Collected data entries

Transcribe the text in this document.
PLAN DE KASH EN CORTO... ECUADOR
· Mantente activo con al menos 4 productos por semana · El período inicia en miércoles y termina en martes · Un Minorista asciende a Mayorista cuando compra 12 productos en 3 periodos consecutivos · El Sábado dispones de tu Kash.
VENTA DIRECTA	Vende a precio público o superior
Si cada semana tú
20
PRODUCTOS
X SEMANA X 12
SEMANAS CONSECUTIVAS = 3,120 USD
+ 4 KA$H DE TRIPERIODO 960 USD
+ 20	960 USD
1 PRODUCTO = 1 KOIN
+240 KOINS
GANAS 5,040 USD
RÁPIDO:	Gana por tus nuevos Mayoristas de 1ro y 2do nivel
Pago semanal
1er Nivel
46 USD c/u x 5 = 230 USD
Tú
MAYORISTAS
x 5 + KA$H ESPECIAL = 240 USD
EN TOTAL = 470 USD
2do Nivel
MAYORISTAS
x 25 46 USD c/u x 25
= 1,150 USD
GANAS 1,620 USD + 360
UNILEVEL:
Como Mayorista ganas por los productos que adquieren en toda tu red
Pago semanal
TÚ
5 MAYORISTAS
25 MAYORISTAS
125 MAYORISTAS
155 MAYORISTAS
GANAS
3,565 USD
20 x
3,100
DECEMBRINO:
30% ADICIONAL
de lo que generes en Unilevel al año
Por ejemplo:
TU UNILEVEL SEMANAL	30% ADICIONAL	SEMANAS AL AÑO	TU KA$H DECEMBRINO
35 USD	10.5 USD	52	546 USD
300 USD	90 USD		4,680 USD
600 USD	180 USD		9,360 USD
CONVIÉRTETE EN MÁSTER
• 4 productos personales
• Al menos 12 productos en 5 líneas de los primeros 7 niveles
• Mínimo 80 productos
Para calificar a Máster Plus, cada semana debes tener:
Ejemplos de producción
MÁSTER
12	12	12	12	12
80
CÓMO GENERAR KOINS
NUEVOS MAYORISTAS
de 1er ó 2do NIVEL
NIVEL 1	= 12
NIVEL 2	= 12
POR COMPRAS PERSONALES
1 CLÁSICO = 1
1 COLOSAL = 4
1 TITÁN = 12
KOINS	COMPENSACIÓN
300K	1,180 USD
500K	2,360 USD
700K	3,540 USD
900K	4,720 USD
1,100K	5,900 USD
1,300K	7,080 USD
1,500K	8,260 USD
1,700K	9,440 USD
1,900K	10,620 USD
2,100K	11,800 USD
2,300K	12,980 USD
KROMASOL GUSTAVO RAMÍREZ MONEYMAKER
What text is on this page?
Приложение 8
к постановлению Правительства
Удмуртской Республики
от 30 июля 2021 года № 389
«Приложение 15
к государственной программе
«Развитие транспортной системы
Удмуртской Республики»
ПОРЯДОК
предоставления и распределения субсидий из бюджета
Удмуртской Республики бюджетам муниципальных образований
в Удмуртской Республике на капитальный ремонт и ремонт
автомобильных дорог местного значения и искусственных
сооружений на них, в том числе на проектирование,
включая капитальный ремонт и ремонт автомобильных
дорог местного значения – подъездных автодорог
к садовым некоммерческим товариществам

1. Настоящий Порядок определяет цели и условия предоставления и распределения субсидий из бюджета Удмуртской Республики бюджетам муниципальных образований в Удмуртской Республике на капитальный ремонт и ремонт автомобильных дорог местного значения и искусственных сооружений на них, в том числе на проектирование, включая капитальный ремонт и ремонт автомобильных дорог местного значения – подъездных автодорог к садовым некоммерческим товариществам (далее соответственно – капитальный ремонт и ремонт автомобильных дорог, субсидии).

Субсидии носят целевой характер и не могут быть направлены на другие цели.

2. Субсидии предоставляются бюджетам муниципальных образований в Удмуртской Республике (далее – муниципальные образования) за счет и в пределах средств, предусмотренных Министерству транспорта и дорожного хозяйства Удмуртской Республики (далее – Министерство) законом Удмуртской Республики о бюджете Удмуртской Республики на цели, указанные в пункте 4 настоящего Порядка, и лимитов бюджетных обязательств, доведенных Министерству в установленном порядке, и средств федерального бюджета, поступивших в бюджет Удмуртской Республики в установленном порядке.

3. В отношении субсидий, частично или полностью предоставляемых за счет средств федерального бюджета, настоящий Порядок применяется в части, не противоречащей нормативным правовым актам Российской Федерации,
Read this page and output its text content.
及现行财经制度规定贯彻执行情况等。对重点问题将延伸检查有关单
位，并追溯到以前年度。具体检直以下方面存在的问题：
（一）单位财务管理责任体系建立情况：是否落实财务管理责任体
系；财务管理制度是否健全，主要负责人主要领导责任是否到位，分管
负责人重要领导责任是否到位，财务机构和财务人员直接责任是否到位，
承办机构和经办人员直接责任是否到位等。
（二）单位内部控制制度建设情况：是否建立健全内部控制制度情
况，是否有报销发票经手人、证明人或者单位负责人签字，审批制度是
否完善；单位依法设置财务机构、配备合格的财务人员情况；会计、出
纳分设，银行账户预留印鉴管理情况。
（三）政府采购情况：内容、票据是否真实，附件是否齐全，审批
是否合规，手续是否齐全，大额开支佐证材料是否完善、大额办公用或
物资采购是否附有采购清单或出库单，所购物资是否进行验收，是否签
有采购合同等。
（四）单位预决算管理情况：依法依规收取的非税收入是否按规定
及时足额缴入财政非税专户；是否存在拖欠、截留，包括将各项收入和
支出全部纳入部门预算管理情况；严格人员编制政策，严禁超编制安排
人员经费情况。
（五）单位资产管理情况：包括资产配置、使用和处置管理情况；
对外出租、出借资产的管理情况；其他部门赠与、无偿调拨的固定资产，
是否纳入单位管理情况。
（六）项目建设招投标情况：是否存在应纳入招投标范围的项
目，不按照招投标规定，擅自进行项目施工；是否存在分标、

* INSTRUCTION:
Filter out all lines lacking the word "this" and copy the rest.

* SOLUTION TO THE PROBLEM:
Transcribe the text in this document.
What text is on this page?
Read this page and output its text content.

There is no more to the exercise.